--- begin ---
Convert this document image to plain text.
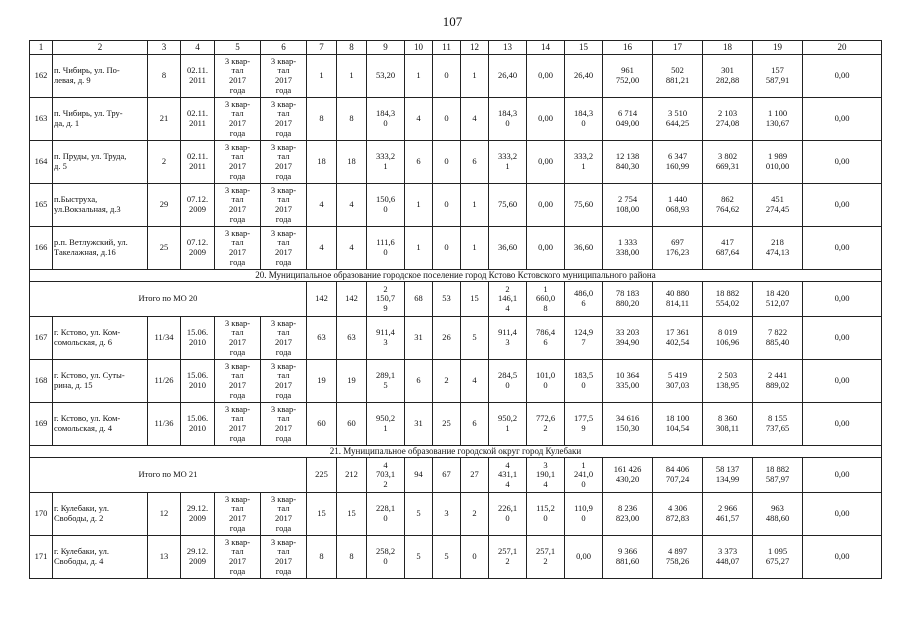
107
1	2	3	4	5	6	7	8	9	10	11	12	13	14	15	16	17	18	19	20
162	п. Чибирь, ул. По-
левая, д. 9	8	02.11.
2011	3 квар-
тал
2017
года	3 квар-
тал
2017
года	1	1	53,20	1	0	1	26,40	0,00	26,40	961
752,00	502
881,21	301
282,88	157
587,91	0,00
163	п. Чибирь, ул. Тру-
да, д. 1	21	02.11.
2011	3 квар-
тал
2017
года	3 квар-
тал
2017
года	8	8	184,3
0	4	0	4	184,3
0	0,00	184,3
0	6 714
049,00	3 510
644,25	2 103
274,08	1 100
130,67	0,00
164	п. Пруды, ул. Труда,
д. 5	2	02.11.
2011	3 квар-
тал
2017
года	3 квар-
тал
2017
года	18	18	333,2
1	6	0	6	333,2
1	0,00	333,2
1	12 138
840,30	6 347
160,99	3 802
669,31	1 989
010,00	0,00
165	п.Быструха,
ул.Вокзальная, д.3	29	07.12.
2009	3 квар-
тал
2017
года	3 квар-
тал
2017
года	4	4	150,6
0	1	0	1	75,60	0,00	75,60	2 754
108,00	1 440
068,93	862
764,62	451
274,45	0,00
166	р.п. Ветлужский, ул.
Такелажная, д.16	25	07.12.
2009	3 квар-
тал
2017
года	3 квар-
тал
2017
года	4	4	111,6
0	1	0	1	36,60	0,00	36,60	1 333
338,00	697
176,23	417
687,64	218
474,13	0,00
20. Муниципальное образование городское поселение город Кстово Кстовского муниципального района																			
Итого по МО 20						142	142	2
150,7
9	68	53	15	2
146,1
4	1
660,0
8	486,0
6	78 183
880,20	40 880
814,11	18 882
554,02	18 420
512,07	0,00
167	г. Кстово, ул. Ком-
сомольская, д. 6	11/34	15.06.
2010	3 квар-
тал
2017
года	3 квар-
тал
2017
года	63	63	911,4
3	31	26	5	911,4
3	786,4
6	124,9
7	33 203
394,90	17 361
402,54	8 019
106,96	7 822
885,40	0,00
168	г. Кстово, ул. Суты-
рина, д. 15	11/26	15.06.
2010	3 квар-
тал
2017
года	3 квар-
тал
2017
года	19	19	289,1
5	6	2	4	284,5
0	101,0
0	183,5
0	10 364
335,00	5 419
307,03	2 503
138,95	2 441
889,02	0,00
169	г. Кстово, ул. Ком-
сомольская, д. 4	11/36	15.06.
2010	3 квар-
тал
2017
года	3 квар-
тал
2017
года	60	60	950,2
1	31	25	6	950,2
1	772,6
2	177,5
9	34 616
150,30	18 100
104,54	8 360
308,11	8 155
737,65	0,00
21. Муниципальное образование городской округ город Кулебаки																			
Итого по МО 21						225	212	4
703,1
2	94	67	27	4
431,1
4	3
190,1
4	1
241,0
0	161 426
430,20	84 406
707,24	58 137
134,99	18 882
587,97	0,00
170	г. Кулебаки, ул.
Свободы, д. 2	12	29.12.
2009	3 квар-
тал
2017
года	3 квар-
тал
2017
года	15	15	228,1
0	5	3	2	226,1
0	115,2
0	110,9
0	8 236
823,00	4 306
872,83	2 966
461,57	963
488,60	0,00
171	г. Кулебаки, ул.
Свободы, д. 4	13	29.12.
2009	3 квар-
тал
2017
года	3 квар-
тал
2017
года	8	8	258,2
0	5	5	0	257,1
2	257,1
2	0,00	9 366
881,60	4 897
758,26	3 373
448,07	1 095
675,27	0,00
--- end ---
● Aim: Repeat the records above exactly, omitting every picture.

● Exercise output:
Convert this document image to plain text.
107
1	2	3	4	5	6	7	8	9	10	11	12	13	14	15	16	17	18	19	20
162	п. Чибирь, ул. По-
левая, д. 9	8	02.11.
2011	3 квар-
тал
2017
года	3 квар-
тал
2017
года	1	1	53,20	1	0	1	26,40	0,00	26,40	961
752,00	502
881,21	301
282,88	157
587,91	0,00
163	п. Чибирь, ул. Тру-
да, д. 1	21	02.11.
2011	3 квар-
тал
2017
года	3 квар-
тал
2017
года	8	8	184,3
0	4	0	4	184,3
0	0,00	184,3
0	6 714
049,00	3 510
644,25	2 103
274,08	1 100
130,67	0,00
164	п. Пруды, ул. Труда,
д. 5	2	02.11.
2011	3 квар-
тал
2017
года	3 квар-
тал
2017
года	18	18	333,2
1	6	0	6	333,2
1	0,00	333,2
1	12 138
840,30	6 347
160,99	3 802
669,31	1 989
010,00	0,00
165	п.Быструха,
ул.Вокзальная, д.3	29	07.12.
2009	3 квар-
тал
2017
года	3 квар-
тал
2017
года	4	4	150,6
0	1	0	1	75,60	0,00	75,60	2 754
108,00	1 440
068,93	862
764,62	451
274,45	0,00
166	р.п. Ветлужский, ул.
Такелажная, д.16	25	07.12.
2009	3 квар-
тал
2017
года	3 квар-
тал
2017
года	4	4	111,6
0	1	0	1	36,60	0,00	36,60	1 333
338,00	697
176,23	417
687,64	218
474,13	0,00
20. Муниципальное образование городское поселение город Кстово Кстовского муниципального района																			
Итого по МО 20						142	142	2
150,7
9	68	53	15	2
146,1
4	1
660,0
8	486,0
6	78 183
880,20	40 880
814,11	18 882
554,02	18 420
512,07	0,00
167	г. Кстово, ул. Ком-
сомольская, д. 6	11/34	15.06.
2010	3 квар-
тал
2017
года	3 квар-
тал
2017
года	63	63	911,4
3	31	26	5	911,4
3	786,4
6	124,9
7	33 203
394,90	17 361
402,54	8 019
106,96	7 822
885,40	0,00
168	г. Кстово, ул. Суты-
рина, д. 15	11/26	15.06.
2010	3 квар-
тал
2017
года	3 квар-
тал
2017
года	19	19	289,1
5	6	2	4	284,5
0	101,0
0	183,5
0	10 364
335,00	5 419
307,03	2 503
138,95	2 441
889,02	0,00
169	г. Кстово, ул. Ком-
сомольская, д. 4	11/36	15.06.
2010	3 квар-
тал
2017
года	3 квар-
тал
2017
года	60	60	950,2
1	31	25	6	950,2
1	772,6
2	177,5
9	34 616
150,30	18 100
104,54	8 360
308,11	8 155
737,65	0,00
21. Муниципальное образование городской округ город Кулебаки																			
Итого по МО 21						225	212	4
703,1
2	94	67	27	4
431,1
4	3
190,1
4	1
241,0
0	161 426
430,20	84 406
707,24	58 137
134,99	18 882
587,97	0,00
170	г. Кулебаки, ул.
Свободы, д. 2	12	29.12.
2009	3 квар-
тал
2017
года	3 квар-
тал
2017
года	15	15	228,1
0	5	3	2	226,1
0	115,2
0	110,9
0	8 236
823,00	4 306
872,83	2 966
461,57	963
488,60	0,00
171	г. Кулебаки, ул.
Свободы, д. 4	13	29.12.
2009	3 квар-
тал
2017
года	3 квар-
тал
2017
года	8	8	258,2
0	5	5	0	257,1
2	257,1
2	0,00	9 366
881,60	4 897
758,26	3 373
448,07	1 095
675,27	0,00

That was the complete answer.